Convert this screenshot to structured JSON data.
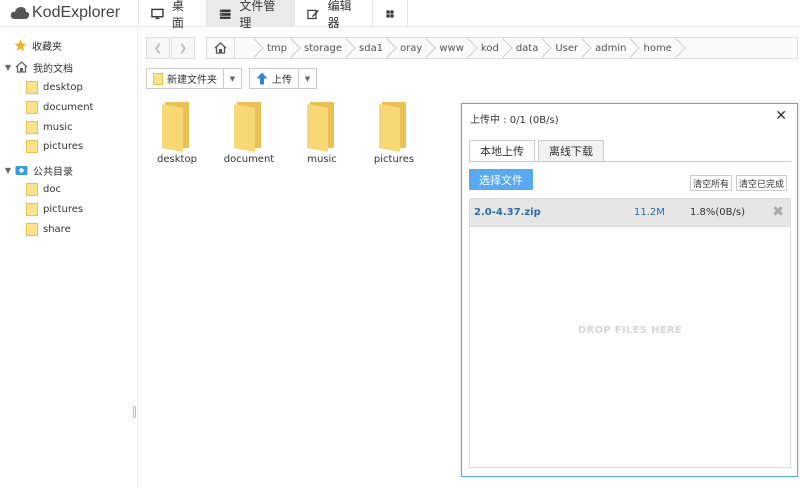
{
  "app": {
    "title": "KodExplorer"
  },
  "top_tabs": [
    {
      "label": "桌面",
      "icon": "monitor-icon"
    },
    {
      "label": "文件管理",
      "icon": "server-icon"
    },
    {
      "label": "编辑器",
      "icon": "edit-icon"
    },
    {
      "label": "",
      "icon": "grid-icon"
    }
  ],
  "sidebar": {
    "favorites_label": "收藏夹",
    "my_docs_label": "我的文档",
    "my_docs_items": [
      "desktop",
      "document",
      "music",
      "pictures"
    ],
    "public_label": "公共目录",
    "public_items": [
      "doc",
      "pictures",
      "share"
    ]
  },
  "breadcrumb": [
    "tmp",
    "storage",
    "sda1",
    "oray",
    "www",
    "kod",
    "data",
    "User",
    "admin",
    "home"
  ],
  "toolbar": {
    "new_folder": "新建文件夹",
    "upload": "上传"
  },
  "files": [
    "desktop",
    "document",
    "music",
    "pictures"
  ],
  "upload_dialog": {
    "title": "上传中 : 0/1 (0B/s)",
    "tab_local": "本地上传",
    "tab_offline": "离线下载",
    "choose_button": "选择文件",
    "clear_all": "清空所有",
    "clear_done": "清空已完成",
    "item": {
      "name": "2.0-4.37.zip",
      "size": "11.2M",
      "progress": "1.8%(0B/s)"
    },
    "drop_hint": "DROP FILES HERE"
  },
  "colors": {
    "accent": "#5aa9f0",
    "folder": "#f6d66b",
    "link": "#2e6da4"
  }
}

------------------------------------

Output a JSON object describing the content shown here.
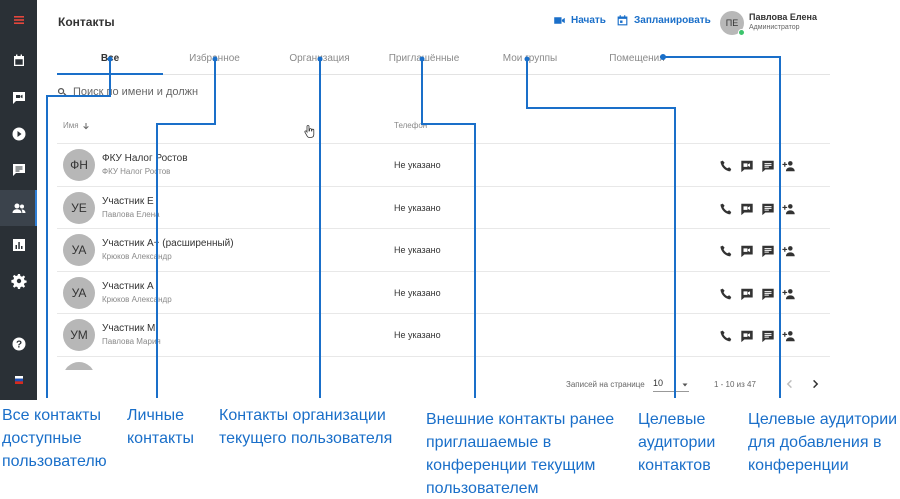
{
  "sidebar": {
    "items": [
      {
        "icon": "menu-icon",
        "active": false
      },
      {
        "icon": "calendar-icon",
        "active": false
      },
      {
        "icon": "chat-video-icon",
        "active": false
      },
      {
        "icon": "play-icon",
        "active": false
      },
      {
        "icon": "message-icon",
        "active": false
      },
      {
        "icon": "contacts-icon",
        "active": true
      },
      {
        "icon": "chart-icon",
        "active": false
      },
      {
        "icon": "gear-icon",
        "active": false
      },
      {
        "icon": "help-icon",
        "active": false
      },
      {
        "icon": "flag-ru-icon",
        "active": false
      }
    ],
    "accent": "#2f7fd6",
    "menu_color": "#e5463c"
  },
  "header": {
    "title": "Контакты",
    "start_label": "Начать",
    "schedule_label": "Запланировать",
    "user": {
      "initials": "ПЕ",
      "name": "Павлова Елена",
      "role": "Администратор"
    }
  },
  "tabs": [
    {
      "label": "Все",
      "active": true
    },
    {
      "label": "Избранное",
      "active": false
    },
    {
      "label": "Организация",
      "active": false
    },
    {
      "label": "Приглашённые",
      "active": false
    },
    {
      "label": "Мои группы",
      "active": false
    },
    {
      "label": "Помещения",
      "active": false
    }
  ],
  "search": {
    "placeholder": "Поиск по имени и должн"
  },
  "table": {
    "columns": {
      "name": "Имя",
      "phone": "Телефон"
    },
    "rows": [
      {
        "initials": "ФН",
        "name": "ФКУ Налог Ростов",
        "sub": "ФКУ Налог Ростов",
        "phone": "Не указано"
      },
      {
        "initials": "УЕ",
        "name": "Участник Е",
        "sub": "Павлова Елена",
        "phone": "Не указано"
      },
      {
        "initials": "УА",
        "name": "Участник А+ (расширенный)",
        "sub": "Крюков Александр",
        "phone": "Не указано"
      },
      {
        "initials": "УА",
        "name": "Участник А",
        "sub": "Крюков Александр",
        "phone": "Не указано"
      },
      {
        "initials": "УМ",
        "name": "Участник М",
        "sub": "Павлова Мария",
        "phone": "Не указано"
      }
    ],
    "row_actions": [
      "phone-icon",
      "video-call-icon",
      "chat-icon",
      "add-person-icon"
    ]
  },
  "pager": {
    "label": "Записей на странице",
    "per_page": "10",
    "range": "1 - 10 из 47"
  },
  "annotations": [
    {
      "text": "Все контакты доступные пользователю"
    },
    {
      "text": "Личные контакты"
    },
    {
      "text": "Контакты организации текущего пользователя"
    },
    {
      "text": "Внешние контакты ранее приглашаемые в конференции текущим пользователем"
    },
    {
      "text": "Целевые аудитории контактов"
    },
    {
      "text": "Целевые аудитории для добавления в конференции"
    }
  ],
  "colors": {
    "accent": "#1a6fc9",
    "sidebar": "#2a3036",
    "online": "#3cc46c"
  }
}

------------------------------------

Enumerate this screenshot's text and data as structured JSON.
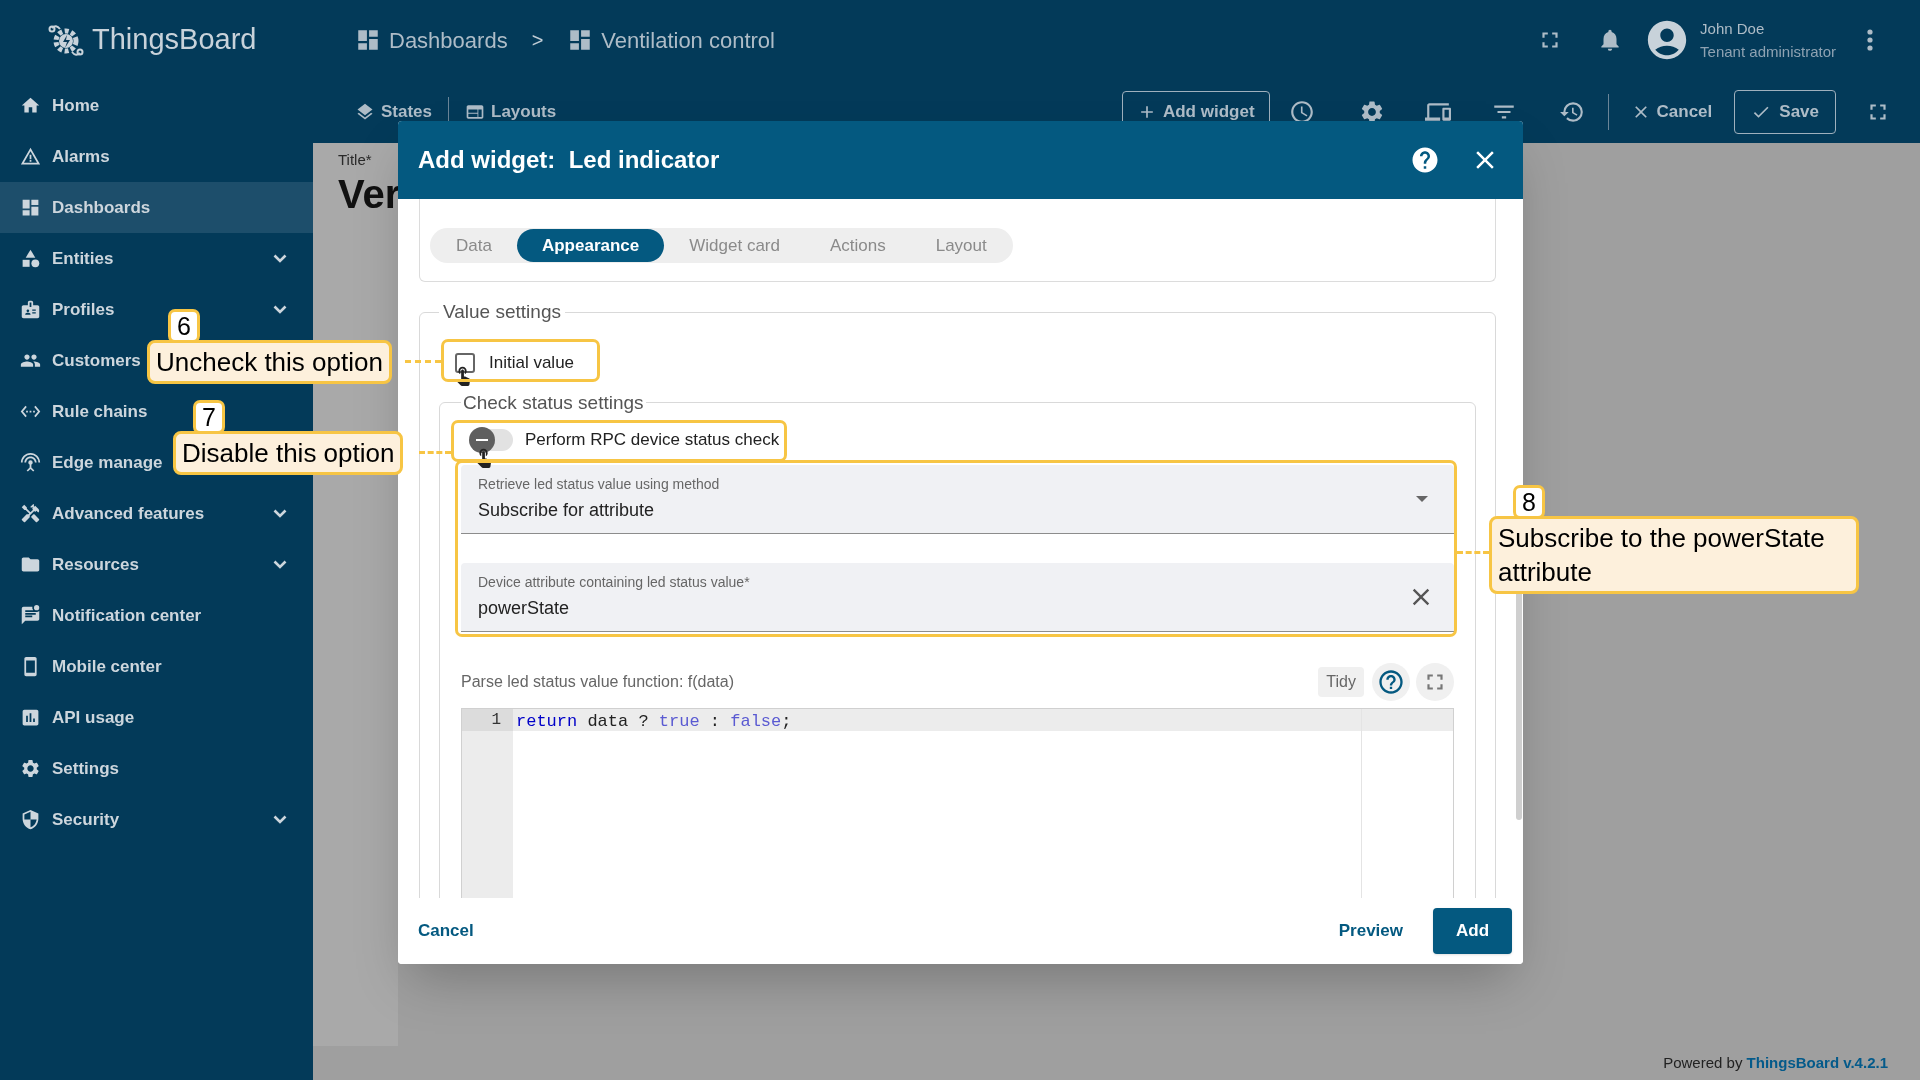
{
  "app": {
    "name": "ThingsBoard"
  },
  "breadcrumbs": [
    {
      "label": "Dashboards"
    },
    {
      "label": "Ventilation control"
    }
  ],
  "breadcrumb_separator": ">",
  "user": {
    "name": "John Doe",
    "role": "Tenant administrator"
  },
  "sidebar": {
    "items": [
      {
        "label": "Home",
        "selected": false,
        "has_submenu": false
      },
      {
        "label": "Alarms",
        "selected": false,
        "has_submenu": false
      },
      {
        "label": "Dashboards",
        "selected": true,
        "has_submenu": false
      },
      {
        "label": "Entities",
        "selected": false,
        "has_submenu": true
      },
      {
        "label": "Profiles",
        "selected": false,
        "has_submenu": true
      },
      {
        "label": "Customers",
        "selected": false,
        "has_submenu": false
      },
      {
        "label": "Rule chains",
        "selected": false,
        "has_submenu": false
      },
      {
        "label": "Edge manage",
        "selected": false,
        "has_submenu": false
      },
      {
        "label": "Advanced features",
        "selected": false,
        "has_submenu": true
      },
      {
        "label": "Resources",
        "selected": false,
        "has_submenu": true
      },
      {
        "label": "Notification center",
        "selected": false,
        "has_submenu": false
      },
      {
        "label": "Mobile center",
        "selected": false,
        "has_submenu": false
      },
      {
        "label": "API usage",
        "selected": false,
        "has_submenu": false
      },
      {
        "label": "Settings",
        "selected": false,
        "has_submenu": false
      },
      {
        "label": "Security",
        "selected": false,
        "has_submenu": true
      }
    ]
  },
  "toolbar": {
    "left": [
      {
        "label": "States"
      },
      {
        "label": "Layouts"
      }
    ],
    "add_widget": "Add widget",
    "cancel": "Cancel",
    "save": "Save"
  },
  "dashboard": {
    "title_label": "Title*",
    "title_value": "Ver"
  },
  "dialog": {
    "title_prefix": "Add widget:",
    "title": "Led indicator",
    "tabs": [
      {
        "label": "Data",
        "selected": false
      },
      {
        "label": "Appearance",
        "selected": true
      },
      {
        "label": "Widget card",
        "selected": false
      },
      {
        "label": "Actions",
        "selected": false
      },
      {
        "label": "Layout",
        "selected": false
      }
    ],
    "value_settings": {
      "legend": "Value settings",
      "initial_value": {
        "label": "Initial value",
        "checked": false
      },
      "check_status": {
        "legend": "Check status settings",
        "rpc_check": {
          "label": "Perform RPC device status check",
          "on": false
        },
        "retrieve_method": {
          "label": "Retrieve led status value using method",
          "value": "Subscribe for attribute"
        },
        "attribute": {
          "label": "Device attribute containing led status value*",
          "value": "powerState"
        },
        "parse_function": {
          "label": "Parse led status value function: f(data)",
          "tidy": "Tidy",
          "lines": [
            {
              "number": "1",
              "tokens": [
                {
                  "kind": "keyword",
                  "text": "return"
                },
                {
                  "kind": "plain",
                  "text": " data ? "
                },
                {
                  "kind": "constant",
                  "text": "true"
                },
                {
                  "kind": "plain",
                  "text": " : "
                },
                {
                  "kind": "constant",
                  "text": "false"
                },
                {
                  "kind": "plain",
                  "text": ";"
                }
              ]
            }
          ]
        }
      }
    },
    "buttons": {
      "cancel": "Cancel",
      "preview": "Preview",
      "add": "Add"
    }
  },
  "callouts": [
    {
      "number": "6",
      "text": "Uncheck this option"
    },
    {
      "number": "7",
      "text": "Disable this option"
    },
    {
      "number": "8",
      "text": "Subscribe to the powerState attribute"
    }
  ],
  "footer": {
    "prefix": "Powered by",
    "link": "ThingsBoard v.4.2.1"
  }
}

------------------------------------

Given exercise.
Tally up the lines in the records that contain the word "option" and give only the total.

Solution for this exercise.
2